Instructions to follow: In your copy, repeat the records exactly and leave out the pictures.

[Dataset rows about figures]
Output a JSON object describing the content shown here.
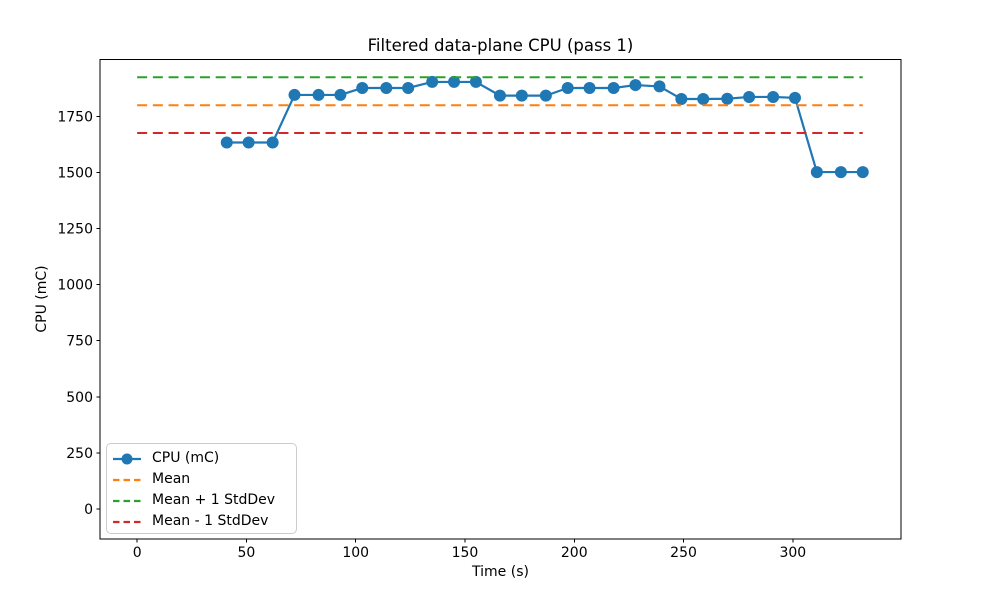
{
  "chart_data": {
    "type": "line",
    "title": "Filtered data-plane CPU (pass 1)",
    "xlabel": "Time (s)",
    "ylabel": "CPU (mC)",
    "xlim": [
      -17,
      349.5
    ],
    "ylim": [
      -134,
      2004
    ],
    "x_ticks": [
      0,
      50,
      100,
      150,
      200,
      250,
      300
    ],
    "y_ticks": [
      0,
      250,
      500,
      750,
      1000,
      1250,
      1500,
      1750
    ],
    "grid": false,
    "legend_position": "lower left",
    "series": [
      {
        "name": "CPU (mC)",
        "color": "#1f77b4",
        "line_style": "solid",
        "marker": "circle",
        "x": [
          41,
          51,
          62,
          72,
          83,
          93,
          103,
          114,
          124,
          135,
          145,
          155,
          166,
          176,
          187,
          197,
          207,
          218,
          228,
          239,
          249,
          259,
          270,
          280,
          291,
          301,
          311,
          322,
          332
        ],
        "y": [
          1634,
          1634,
          1634,
          1846,
          1846,
          1846,
          1877,
          1877,
          1877,
          1904,
          1904,
          1904,
          1843,
          1843,
          1843,
          1877,
          1877,
          1877,
          1890,
          1884,
          1828,
          1828,
          1829,
          1837,
          1837,
          1833,
          1502,
          1502,
          1502
        ]
      }
    ],
    "hlines": [
      {
        "id": "mean-line",
        "name": "Mean",
        "value": 1800,
        "color": "#ff7f0e",
        "line_style": "dashed",
        "x_start": 0,
        "x_end": 332
      },
      {
        "id": "mean-plus-std-line",
        "name": "Mean + 1 StdDev",
        "value": 1925,
        "color": "#2ca02c",
        "line_style": "dashed",
        "x_start": 0,
        "x_end": 332
      },
      {
        "id": "mean-minus-std-line",
        "name": "Mean - 1 StdDev",
        "value": 1676,
        "color": "#d62728",
        "line_style": "dashed",
        "x_start": 0,
        "x_end": 332
      }
    ],
    "legend": [
      {
        "label": "CPU (mC)",
        "color": "#1f77b4",
        "line": "solid",
        "marker": "circle"
      },
      {
        "label": "Mean",
        "color": "#ff7f0e",
        "line": "dashed"
      },
      {
        "label": "Mean + 1 StdDev",
        "color": "#2ca02c",
        "line": "dashed"
      },
      {
        "label": "Mean - 1 StdDev",
        "color": "#d62728",
        "line": "dashed"
      }
    ],
    "axis_color": "#000000",
    "text_color": "#000000",
    "background_color": "#ffffff"
  }
}
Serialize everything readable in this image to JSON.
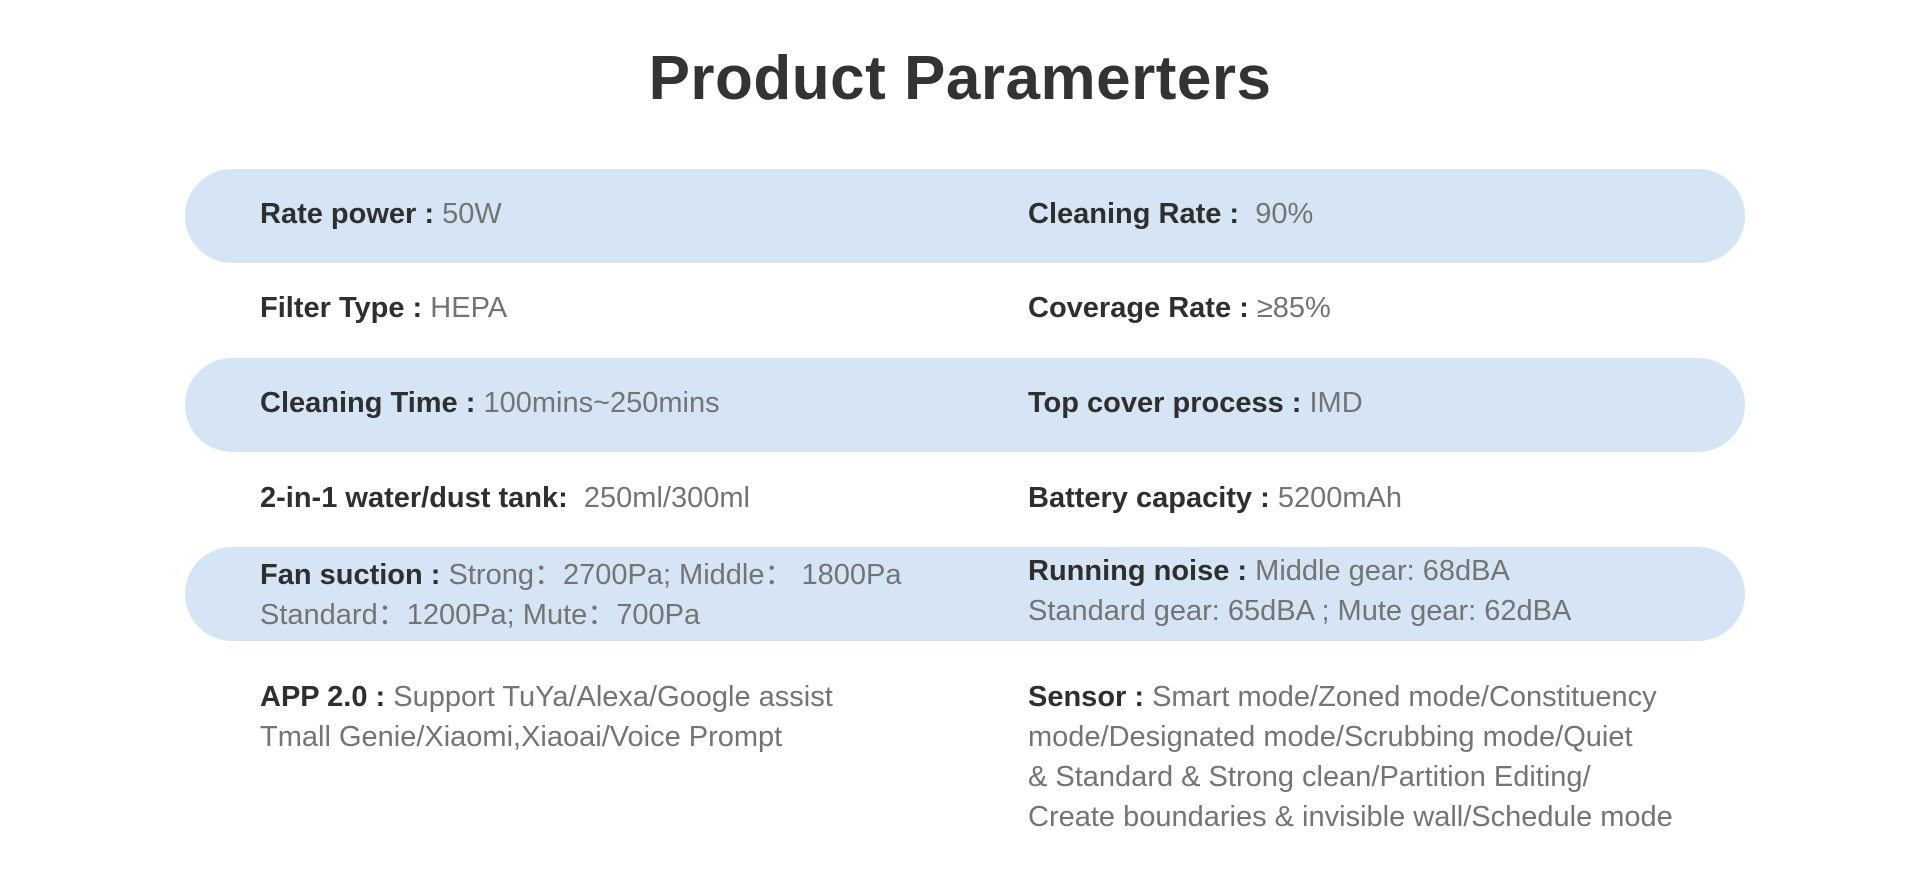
{
  "title": "Product Paramerters",
  "rows": [
    {
      "left": {
        "label": "Rate power :",
        "value": "50W"
      },
      "right": {
        "label": "Cleaning Rate :",
        "value": "90%"
      }
    },
    {
      "left": {
        "label": "Filter Type :",
        "value": "HEPA"
      },
      "right": {
        "label": "Coverage Rate :",
        "value": "≥85%"
      }
    },
    {
      "left": {
        "label": "Cleaning Time :",
        "value": "100mins~250mins"
      },
      "right": {
        "label": "Top cover process :",
        "value": "IMD"
      }
    },
    {
      "left": {
        "label": "2-in-1 water/dust tank:",
        "value": "250ml/300ml"
      },
      "right": {
        "label": "Battery capacity :",
        "value": "5200mAh"
      }
    },
    {
      "left": {
        "label": "Fan suction :",
        "line1": "Strong：2700Pa;  Middle：  1800Pa",
        "line2": "Standard：1200Pa;   Mute：700Pa"
      },
      "right": {
        "label": "Running noise :",
        "line1": "Middle gear: 68dBA",
        "line2": "Standard  gear: 65dBA ;   Mute gear:  62dBA"
      }
    },
    {
      "left": {
        "label": "APP 2.0 :",
        "line1": "Support TuYa/Alexa/Google assist",
        "line2": "Tmall Genie/Xiaomi,Xiaoai/Voice Prompt"
      },
      "right": {
        "label": "Sensor :",
        "line1": "Smart mode/Zoned mode/Constituency",
        "line2": "mode/Designated mode/Scrubbing mode/Quiet",
        "line3": "& Standard & Strong clean/Partition Editing/",
        "line4": "Create boundaries & invisible wall/Schedule mode"
      }
    }
  ]
}
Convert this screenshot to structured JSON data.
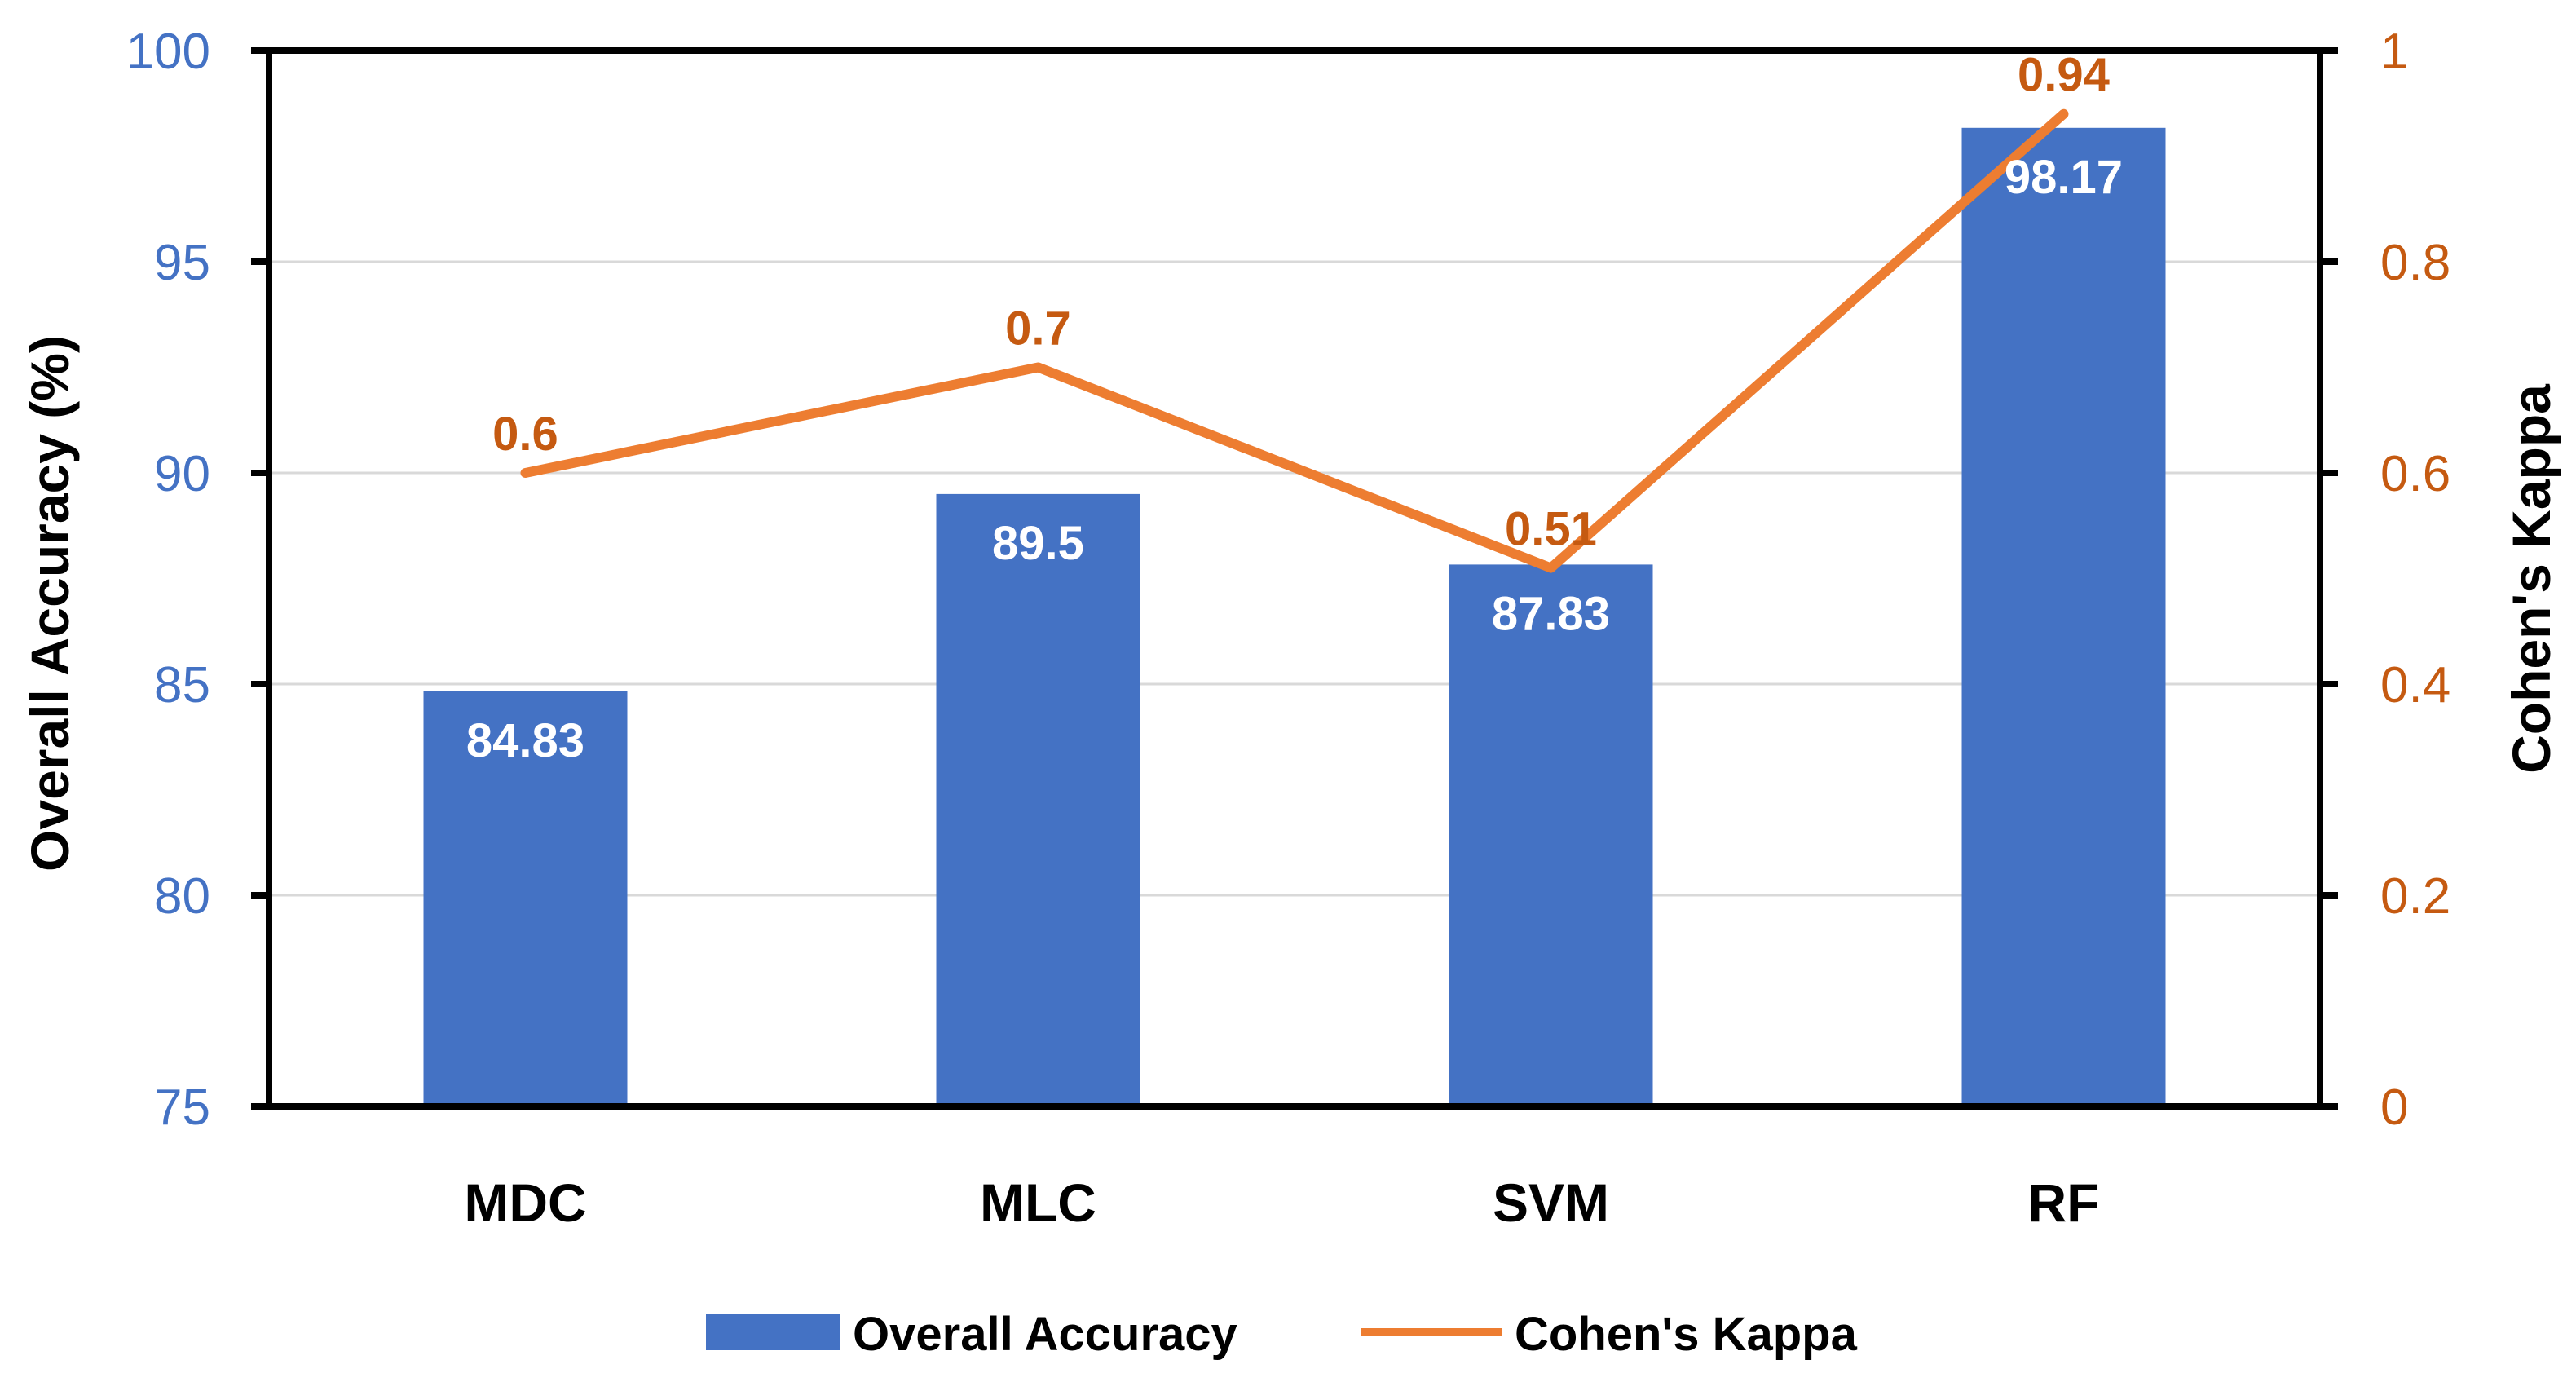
{
  "chart_data": {
    "type": "bar+line",
    "categories": [
      "MDC",
      "MLC",
      "SVM",
      "RF"
    ],
    "series": [
      {
        "name": "Overall Accuracy",
        "kind": "bar",
        "axis": "left",
        "values": [
          84.83,
          89.5,
          87.83,
          98.17
        ],
        "labels": [
          "84.83",
          "89.5",
          "87.83",
          "98.17"
        ],
        "color": "#4472C4"
      },
      {
        "name": "Cohen's Kappa",
        "kind": "line",
        "axis": "right",
        "values": [
          0.6,
          0.7,
          0.51,
          0.94
        ],
        "labels": [
          "0.6",
          "0.7",
          "0.51",
          "0.94"
        ],
        "color": "#ED7D31"
      }
    ],
    "left_axis": {
      "label": "Overall Accuracy (%)",
      "range": [
        75,
        100
      ],
      "ticks": [
        "75",
        "80",
        "85",
        "90",
        "95",
        "100"
      ],
      "tick_color": "#4472C4"
    },
    "right_axis": {
      "label": "Cohen's Kappa",
      "range": [
        0,
        1
      ],
      "ticks": [
        "0",
        "0.2",
        "0.4",
        "0.6",
        "0.8",
        "1"
      ],
      "tick_color": "#C55A11"
    },
    "data_label_colors": {
      "bar": "#FFFFFF",
      "line": "#C55A11"
    },
    "grid": true,
    "legend_position": "bottom-center",
    "legend": [
      {
        "label": "Overall Accuracy",
        "symbol": "box",
        "color": "#4472C4"
      },
      {
        "label": "Cohen's Kappa",
        "symbol": "line",
        "color": "#ED7D31"
      }
    ]
  }
}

The output:
Output a JSON object describing the content shown here.
{
  "chart_data": {
    "type": "line",
    "title": "Filtered data-plane CPU (pass 1)",
    "xlabel": "Time (s)",
    "ylabel": "CPU (mC)",
    "xlim": [
      -17,
      349.5
    ],
    "ylim": [
      -134,
      2004
    ],
    "x_ticks": [
      0,
      50,
      100,
      150,
      200,
      250,
      300
    ],
    "y_ticks": [
      0,
      250,
      500,
      750,
      1000,
      1250,
      1500,
      1750
    ],
    "grid": false,
    "legend_position": "lower left",
    "series": [
      {
        "name": "CPU (mC)",
        "color": "#1f77b4",
        "line_style": "solid",
        "marker": "circle",
        "x": [
          41,
          51,
          62,
          72,
          83,
          93,
          103,
          114,
          124,
          135,
          145,
          155,
          166,
          176,
          187,
          197,
          207,
          218,
          228,
          239,
          249,
          259,
          270,
          280,
          291,
          301,
          311,
          322,
          332
        ],
        "y": [
          1634,
          1634,
          1634,
          1846,
          1846,
          1846,
          1877,
          1877,
          1877,
          1904,
          1904,
          1904,
          1843,
          1843,
          1843,
          1877,
          1877,
          1877,
          1890,
          1884,
          1828,
          1828,
          1829,
          1837,
          1837,
          1833,
          1502,
          1502,
          1502
        ]
      }
    ],
    "hlines": [
      {
        "id": "mean-line",
        "name": "Mean",
        "value": 1800,
        "color": "#ff7f0e",
        "line_style": "dashed",
        "x_start": 0,
        "x_end": 332
      },
      {
        "id": "mean-plus-std-line",
        "name": "Mean + 1 StdDev",
        "value": 1925,
        "color": "#2ca02c",
        "line_style": "dashed",
        "x_start": 0,
        "x_end": 332
      },
      {
        "id": "mean-minus-std-line",
        "name": "Mean - 1 StdDev",
        "value": 1676,
        "color": "#d62728",
        "line_style": "dashed",
        "x_start": 0,
        "x_end": 332
      }
    ],
    "legend": [
      {
        "label": "CPU (mC)",
        "color": "#1f77b4",
        "line": "solid",
        "marker": "circle"
      },
      {
        "label": "Mean",
        "color": "#ff7f0e",
        "line": "dashed"
      },
      {
        "label": "Mean + 1 StdDev",
        "color": "#2ca02c",
        "line": "dashed"
      },
      {
        "label": "Mean - 1 StdDev",
        "color": "#d62728",
        "line": "dashed"
      }
    ],
    "axis_color": "#000000",
    "text_color": "#000000",
    "background_color": "#ffffff"
  }
}
Serialize everything readable in this image to JSON.
{
  "title": "Product Paramerters",
  "rows": [
    {
      "left": {
        "label": "Rate power :",
        "value": "50W"
      },
      "right": {
        "label": "Cleaning Rate :",
        "value": "90%"
      }
    },
    {
      "left": {
        "label": "Filter Type :",
        "value": "HEPA"
      },
      "right": {
        "label": "Coverage Rate :",
        "value": "≥85%"
      }
    },
    {
      "left": {
        "label": "Cleaning Time :",
        "value": "100mins~250mins"
      },
      "right": {
        "label": "Top cover process :",
        "value": "IMD"
      }
    },
    {
      "left": {
        "label": "2-in-1 water/dust tank:",
        "value": "250ml/300ml"
      },
      "right": {
        "label": "Battery capacity :",
        "value": "5200mAh"
      }
    },
    {
      "left": {
        "label": "Fan suction :",
        "line1": "Strong：2700Pa;  Middle：  1800Pa",
        "line2": "Standard：1200Pa;   Mute：700Pa"
      },
      "right": {
        "label": "Running noise :",
        "line1": "Middle gear: 68dBA",
        "line2": "Standard  gear: 65dBA ;   Mute gear:  62dBA"
      }
    },
    {
      "left": {
        "label": "APP 2.0 :",
        "line1": "Support TuYa/Alexa/Google assist",
        "line2": "Tmall Genie/Xiaomi,Xiaoai/Voice Prompt"
      },
      "right": {
        "label": "Sensor :",
        "line1": "Smart mode/Zoned mode/Constituency",
        "line2": "mode/Designated mode/Scrubbing mode/Quiet",
        "line3": "& Standard & Strong clean/Partition Editing/",
        "line4": "Create boundaries & invisible wall/Schedule mode"
      }
    }
  ]
}
Convert this screenshot to structured JSON data.
{
  "chart_data": {
    "type": "bar+line",
    "categories": [
      "MDC",
      "MLC",
      "SVM",
      "RF"
    ],
    "series": [
      {
        "name": "Overall Accuracy",
        "kind": "bar",
        "axis": "left",
        "values": [
          84.83,
          89.5,
          87.83,
          98.17
        ],
        "labels": [
          "84.83",
          "89.5",
          "87.83",
          "98.17"
        ],
        "color": "#4472C4"
      },
      {
        "name": "Cohen's Kappa",
        "kind": "line",
        "axis": "right",
        "values": [
          0.6,
          0.7,
          0.51,
          0.94
        ],
        "labels": [
          "0.6",
          "0.7",
          "0.51",
          "0.94"
        ],
        "color": "#ED7D31"
      }
    ],
    "left_axis": {
      "label": "Overall Accuracy (%)",
      "range": [
        75,
        100
      ],
      "ticks": [
        "75",
        "80",
        "85",
        "90",
        "95",
        "100"
      ],
      "tick_color": "#4472C4"
    },
    "right_axis": {
      "label": "Cohen's Kappa",
      "range": [
        0,
        1
      ],
      "ticks": [
        "0",
        "0.2",
        "0.4",
        "0.6",
        "0.8",
        "1"
      ],
      "tick_color": "#C55A11"
    },
    "data_label_colors": {
      "bar": "#FFFFFF",
      "line": "#C55A11"
    },
    "grid": true,
    "legend_position": "bottom-center",
    "legend": [
      {
        "label": "Overall Accuracy",
        "symbol": "box",
        "color": "#4472C4"
      },
      {
        "label": "Cohen's Kappa",
        "symbol": "line",
        "color": "#ED7D31"
      }
    ]
  }
}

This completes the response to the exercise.